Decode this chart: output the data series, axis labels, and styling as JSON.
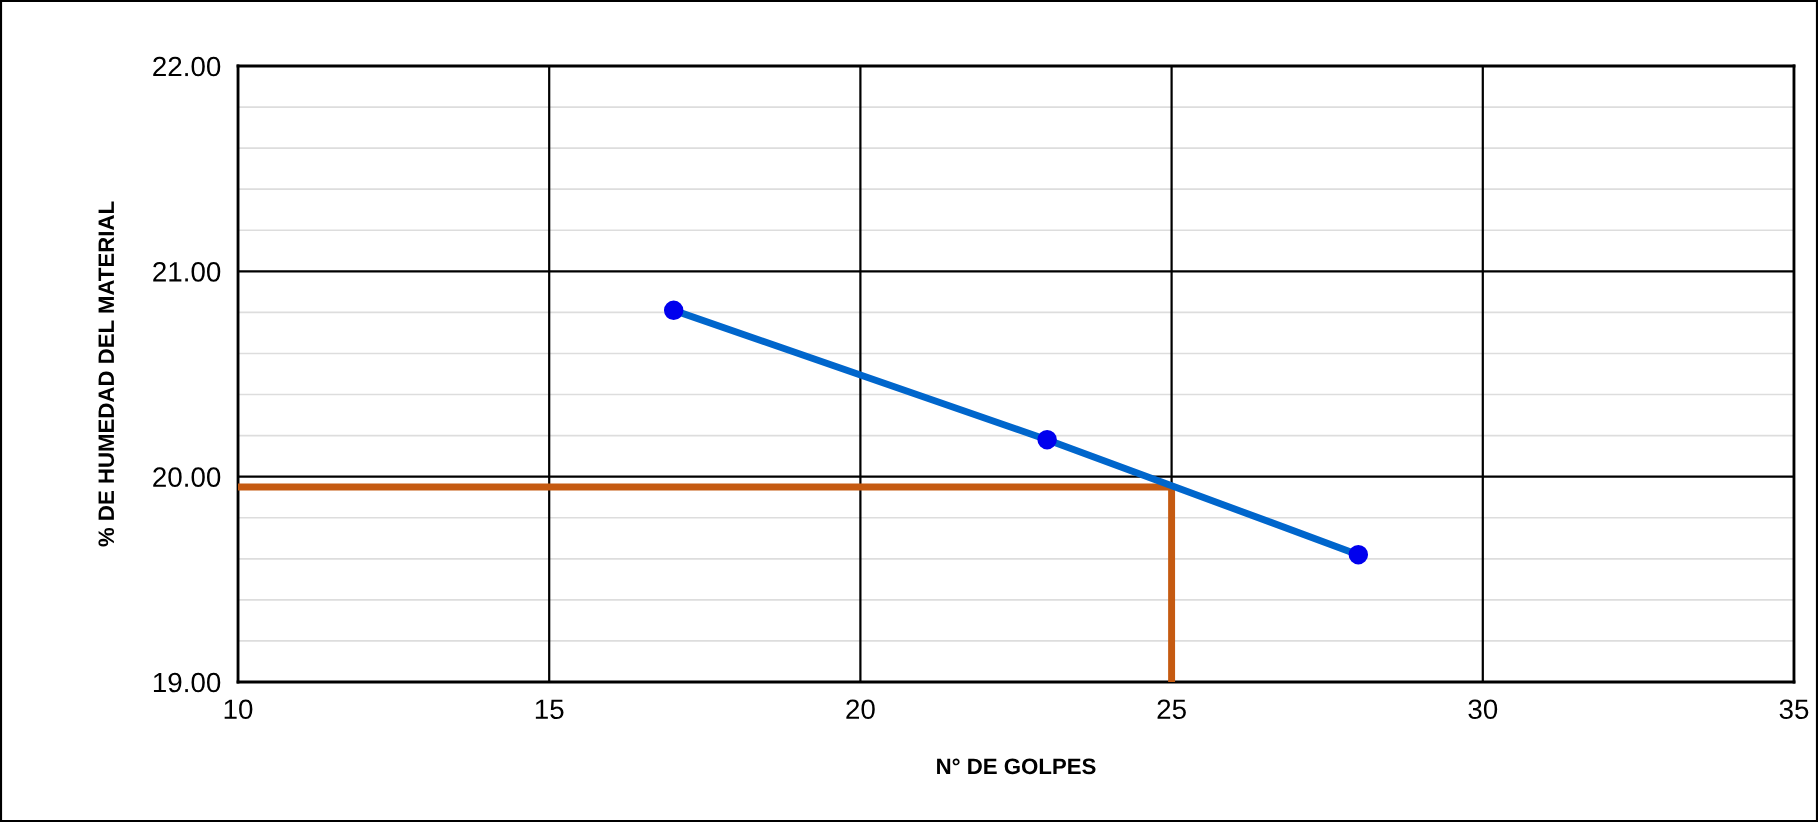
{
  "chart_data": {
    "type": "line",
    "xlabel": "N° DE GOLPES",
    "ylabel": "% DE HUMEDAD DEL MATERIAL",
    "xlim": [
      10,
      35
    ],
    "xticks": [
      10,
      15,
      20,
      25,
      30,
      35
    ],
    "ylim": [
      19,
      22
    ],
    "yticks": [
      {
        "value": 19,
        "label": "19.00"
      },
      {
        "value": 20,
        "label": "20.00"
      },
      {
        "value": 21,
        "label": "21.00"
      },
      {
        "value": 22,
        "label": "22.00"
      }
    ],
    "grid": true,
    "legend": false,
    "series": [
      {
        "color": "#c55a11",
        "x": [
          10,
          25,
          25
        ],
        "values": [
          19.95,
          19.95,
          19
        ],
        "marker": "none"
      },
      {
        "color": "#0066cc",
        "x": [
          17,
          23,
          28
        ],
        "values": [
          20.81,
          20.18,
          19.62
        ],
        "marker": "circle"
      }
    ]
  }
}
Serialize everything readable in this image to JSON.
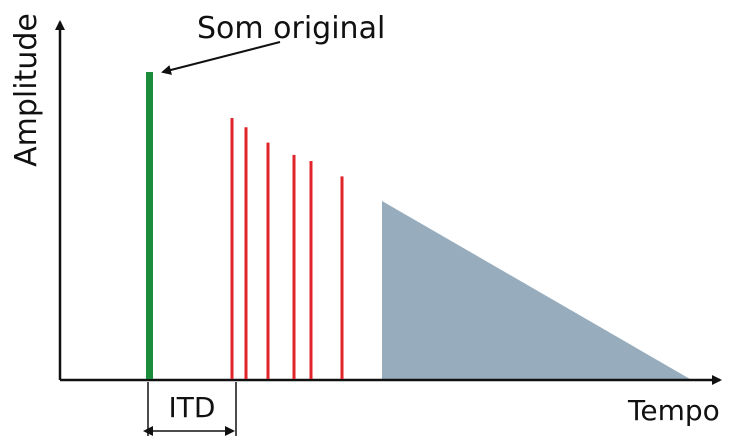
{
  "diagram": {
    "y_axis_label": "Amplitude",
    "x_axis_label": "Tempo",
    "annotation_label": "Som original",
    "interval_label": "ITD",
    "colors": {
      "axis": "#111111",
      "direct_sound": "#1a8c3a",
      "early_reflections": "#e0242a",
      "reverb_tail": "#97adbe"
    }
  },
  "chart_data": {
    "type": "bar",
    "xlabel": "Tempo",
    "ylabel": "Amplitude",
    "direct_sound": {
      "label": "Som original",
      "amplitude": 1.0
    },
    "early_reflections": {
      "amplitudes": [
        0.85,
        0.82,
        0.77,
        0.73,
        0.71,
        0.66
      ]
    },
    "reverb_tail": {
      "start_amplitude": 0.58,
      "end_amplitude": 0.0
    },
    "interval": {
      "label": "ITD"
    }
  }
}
· · · · · · ·
Exercise goal: Find the string "original" in the entries above and return each line that holds it.

Output for this task:
    "annotation_label": "Som original",
      "label": "Som original",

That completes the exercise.